WORK REQUIRED — Work out how many lines below contain the word "norms". Only the number is wanted.

Document transcript data:
○ ○ ○

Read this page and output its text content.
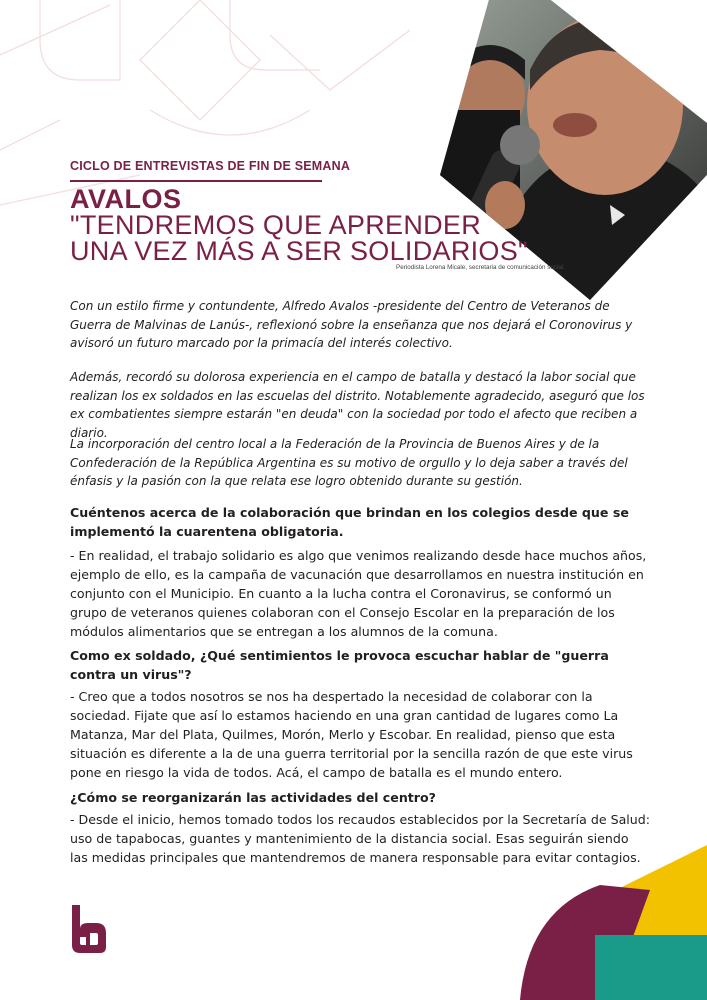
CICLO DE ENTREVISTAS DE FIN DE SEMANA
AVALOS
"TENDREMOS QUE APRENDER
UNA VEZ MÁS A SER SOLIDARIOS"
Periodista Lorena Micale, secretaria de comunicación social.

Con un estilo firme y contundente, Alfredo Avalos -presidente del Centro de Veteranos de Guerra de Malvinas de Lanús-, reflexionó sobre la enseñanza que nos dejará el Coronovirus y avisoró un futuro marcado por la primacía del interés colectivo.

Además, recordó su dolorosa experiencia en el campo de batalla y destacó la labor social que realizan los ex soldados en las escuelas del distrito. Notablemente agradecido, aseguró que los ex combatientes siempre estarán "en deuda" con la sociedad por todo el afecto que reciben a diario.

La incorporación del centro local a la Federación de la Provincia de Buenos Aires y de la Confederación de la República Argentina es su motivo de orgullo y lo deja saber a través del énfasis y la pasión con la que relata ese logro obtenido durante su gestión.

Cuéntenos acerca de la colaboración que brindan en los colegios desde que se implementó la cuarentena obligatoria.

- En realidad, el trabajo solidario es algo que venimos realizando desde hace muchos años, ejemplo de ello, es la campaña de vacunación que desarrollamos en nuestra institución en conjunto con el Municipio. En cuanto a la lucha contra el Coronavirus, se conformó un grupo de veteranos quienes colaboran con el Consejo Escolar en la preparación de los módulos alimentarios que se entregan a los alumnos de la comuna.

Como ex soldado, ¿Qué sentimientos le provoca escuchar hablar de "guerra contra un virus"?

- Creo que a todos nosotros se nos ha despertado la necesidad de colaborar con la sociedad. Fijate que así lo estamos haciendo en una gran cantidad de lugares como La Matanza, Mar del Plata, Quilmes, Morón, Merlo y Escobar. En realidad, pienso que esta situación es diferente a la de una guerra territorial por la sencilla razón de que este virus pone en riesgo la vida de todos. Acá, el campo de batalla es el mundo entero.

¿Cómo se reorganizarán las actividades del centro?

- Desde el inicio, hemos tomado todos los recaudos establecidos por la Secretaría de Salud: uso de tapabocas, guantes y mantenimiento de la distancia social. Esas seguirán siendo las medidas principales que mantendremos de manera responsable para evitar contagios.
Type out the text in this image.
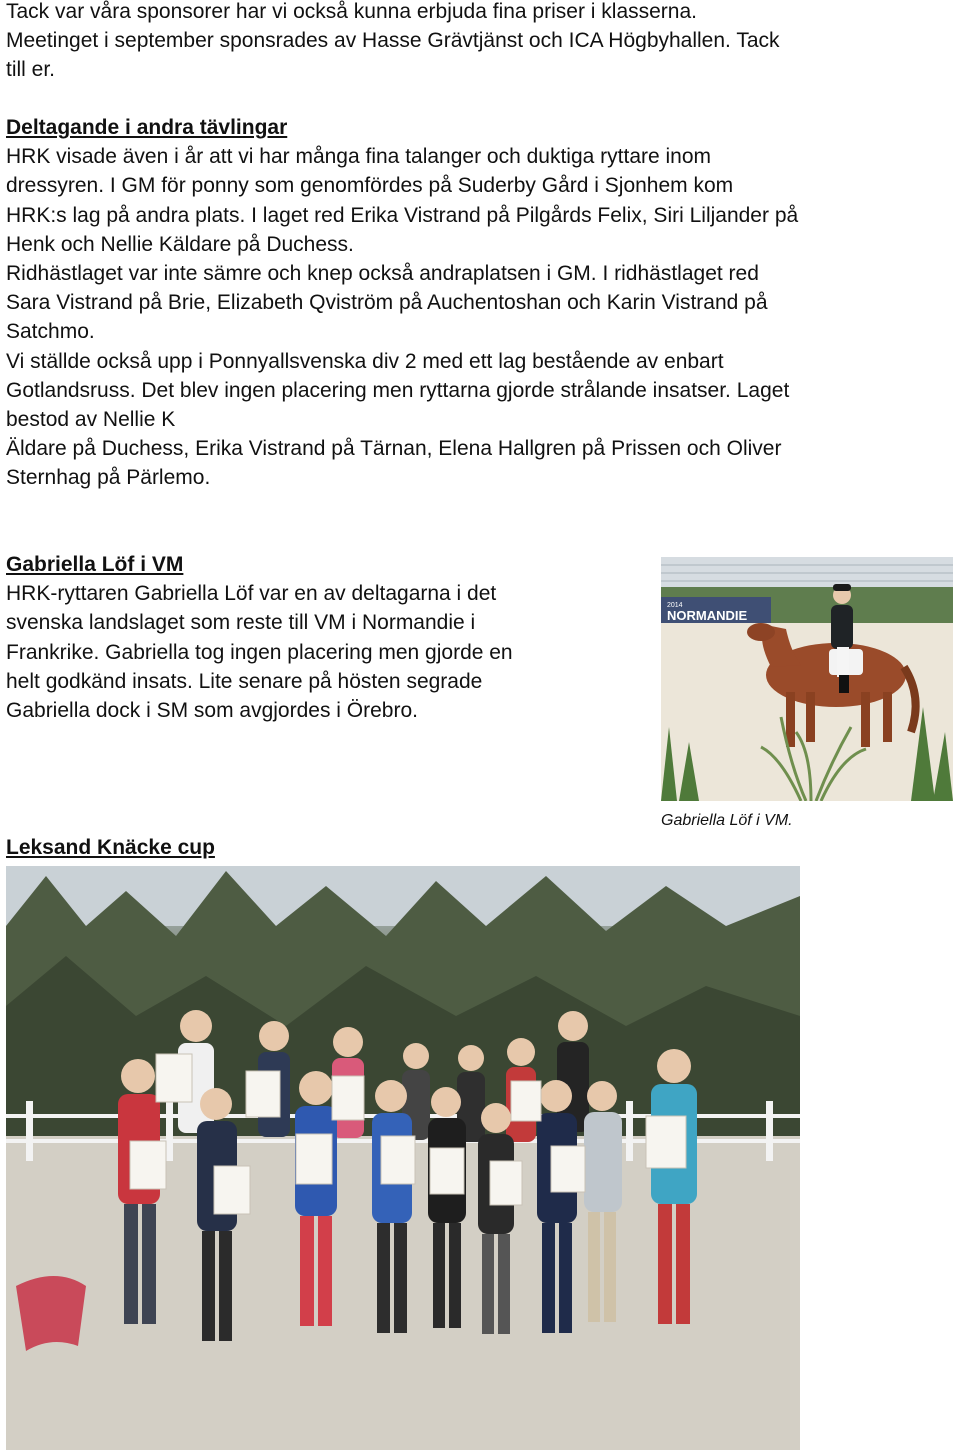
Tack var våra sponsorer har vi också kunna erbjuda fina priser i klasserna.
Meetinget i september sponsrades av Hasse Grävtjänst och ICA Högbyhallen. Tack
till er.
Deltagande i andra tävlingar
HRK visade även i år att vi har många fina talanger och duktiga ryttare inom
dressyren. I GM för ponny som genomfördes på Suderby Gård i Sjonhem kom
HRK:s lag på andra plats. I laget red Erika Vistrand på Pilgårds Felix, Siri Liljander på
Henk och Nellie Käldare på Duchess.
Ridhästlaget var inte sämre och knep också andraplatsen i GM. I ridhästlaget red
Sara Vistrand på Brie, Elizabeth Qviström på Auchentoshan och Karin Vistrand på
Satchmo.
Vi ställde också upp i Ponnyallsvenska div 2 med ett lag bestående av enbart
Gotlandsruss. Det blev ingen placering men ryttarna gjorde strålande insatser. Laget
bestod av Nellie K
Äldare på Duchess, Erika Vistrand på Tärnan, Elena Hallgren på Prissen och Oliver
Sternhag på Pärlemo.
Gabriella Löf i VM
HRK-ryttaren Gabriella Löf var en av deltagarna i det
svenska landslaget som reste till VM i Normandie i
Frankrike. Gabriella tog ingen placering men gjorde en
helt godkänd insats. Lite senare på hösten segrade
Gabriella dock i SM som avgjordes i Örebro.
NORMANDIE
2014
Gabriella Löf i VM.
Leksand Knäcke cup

○ ○ ○

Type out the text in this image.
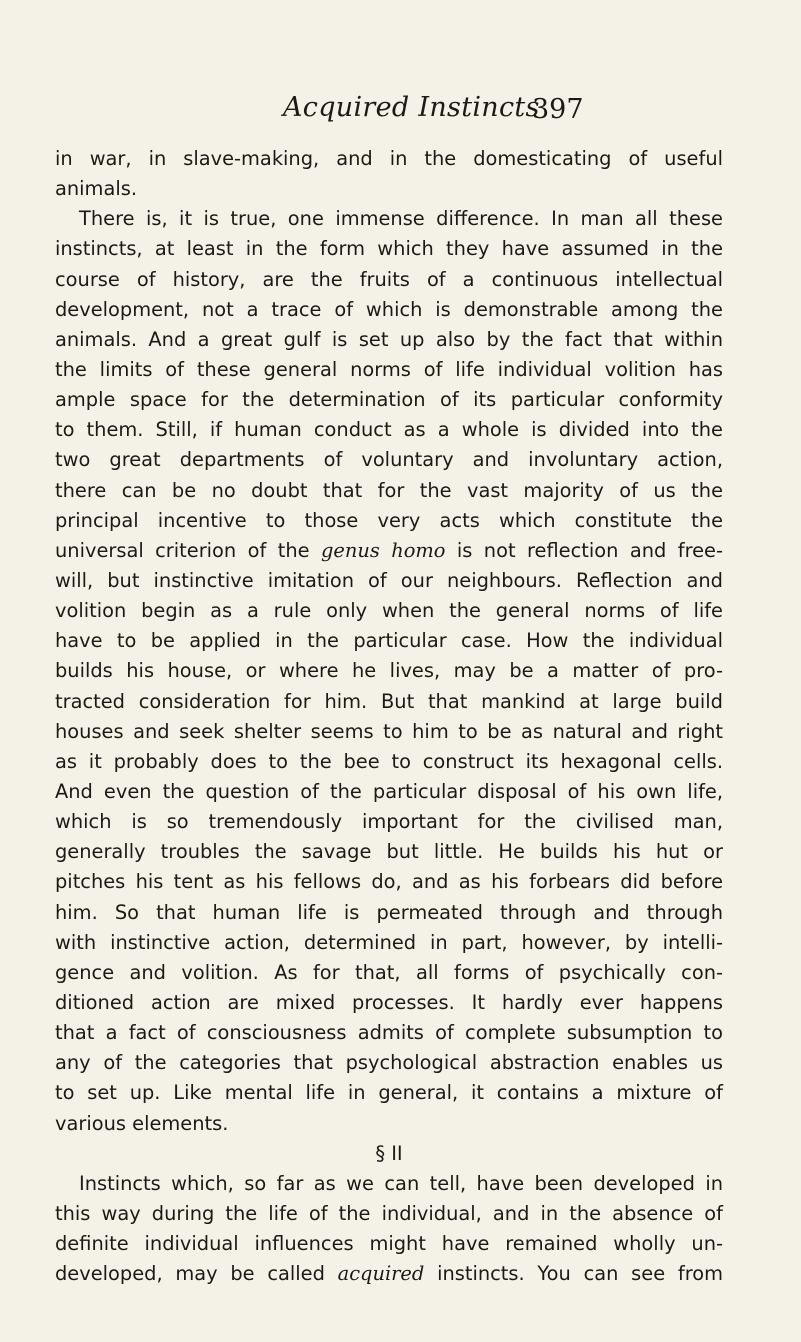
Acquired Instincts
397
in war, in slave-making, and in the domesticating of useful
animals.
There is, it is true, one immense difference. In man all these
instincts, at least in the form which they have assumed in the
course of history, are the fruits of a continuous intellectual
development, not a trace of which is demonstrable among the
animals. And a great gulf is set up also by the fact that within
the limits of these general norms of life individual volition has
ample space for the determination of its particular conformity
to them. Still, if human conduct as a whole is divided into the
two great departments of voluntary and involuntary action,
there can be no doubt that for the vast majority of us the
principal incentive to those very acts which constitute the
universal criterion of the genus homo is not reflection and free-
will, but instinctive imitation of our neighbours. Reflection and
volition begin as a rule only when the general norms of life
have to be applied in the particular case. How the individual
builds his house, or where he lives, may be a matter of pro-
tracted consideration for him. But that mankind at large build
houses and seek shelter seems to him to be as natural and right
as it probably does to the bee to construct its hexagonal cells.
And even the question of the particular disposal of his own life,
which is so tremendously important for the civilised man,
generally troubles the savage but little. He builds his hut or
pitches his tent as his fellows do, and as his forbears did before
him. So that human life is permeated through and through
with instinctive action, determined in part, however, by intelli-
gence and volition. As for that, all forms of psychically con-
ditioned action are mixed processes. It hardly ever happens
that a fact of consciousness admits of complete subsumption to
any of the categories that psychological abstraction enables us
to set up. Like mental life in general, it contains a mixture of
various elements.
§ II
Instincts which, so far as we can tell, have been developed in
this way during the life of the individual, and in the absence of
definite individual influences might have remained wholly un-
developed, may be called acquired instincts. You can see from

○ ○ ○

SOLUTION — 2